- **Dataset content**

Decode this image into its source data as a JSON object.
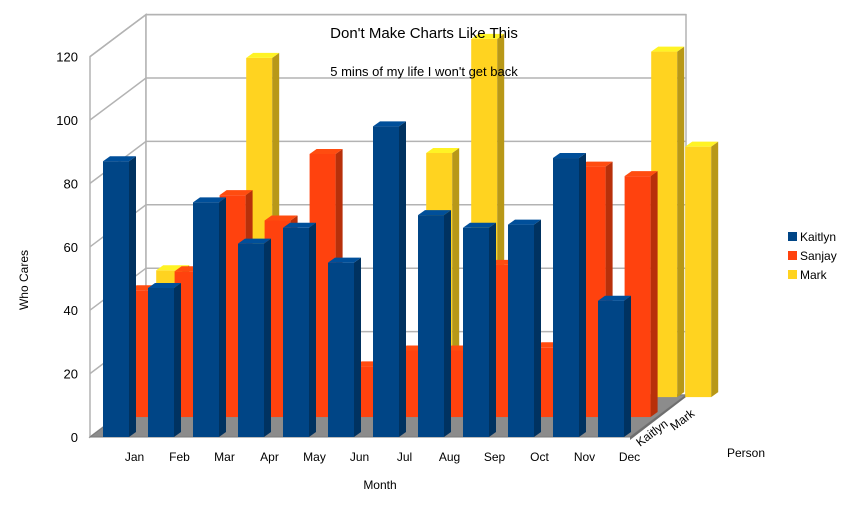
{
  "chart_data": {
    "type": "bar",
    "title": "Don't Make Charts Like This",
    "subtitle": "5 mins of my life I won't get back",
    "xlabel": "Month",
    "ylabel": "Who Cares",
    "zlabel": "Person",
    "categories": [
      "Jan",
      "Feb",
      "Mar",
      "Apr",
      "May",
      "Jun",
      "Jul",
      "Aug",
      "Sep",
      "Oct",
      "Nov",
      "Dec"
    ],
    "ylim": [
      0,
      120
    ],
    "yticks": [
      "0",
      "20",
      "40",
      "60",
      "80",
      "100",
      "120"
    ],
    "grid": true,
    "legend_position": "right",
    "depth_labels": [
      "Kaitlyn",
      "Mark"
    ],
    "series": [
      {
        "name": "Kaitlyn",
        "color": "#004586",
        "values": [
          87,
          47,
          74,
          61,
          66,
          55,
          98,
          70,
          66,
          67,
          88,
          43
        ]
      },
      {
        "name": "Sanjay",
        "color": "#ff420e",
        "values": [
          40,
          46,
          70,
          62,
          83,
          16,
          21,
          21,
          48,
          22,
          79,
          76
        ]
      },
      {
        "name": "Mark",
        "color": "#ffd320",
        "values": [
          40,
          0,
          107,
          50,
          0,
          0,
          77,
          113,
          0,
          40,
          0,
          109
        ]
      }
    ],
    "extra_back_bar": {
      "series": "Mark",
      "value": 79
    }
  }
}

- **Description of the task**
Pictures in the records above are left out; print everything else exactly as written.

- **Solution to the problem**
Decode this image into its source data as a JSON object.
{
  "chart_data": {
    "type": "bar",
    "title": "Don't Make Charts Like This",
    "subtitle": "5 mins of my life I won't get back",
    "xlabel": "Month",
    "ylabel": "Who Cares",
    "zlabel": "Person",
    "categories": [
      "Jan",
      "Feb",
      "Mar",
      "Apr",
      "May",
      "Jun",
      "Jul",
      "Aug",
      "Sep",
      "Oct",
      "Nov",
      "Dec"
    ],
    "ylim": [
      0,
      120
    ],
    "yticks": [
      "0",
      "20",
      "40",
      "60",
      "80",
      "100",
      "120"
    ],
    "grid": true,
    "legend_position": "right",
    "depth_labels": [
      "Kaitlyn",
      "Mark"
    ],
    "series": [
      {
        "name": "Kaitlyn",
        "color": "#004586",
        "values": [
          87,
          47,
          74,
          61,
          66,
          55,
          98,
          70,
          66,
          67,
          88,
          43
        ]
      },
      {
        "name": "Sanjay",
        "color": "#ff420e",
        "values": [
          40,
          46,
          70,
          62,
          83,
          16,
          21,
          21,
          48,
          22,
          79,
          76
        ]
      },
      {
        "name": "Mark",
        "color": "#ffd320",
        "values": [
          40,
          0,
          107,
          50,
          0,
          0,
          77,
          113,
          0,
          40,
          0,
          109
        ]
      }
    ],
    "extra_back_bar": {
      "series": "Mark",
      "value": 79
    }
  }
}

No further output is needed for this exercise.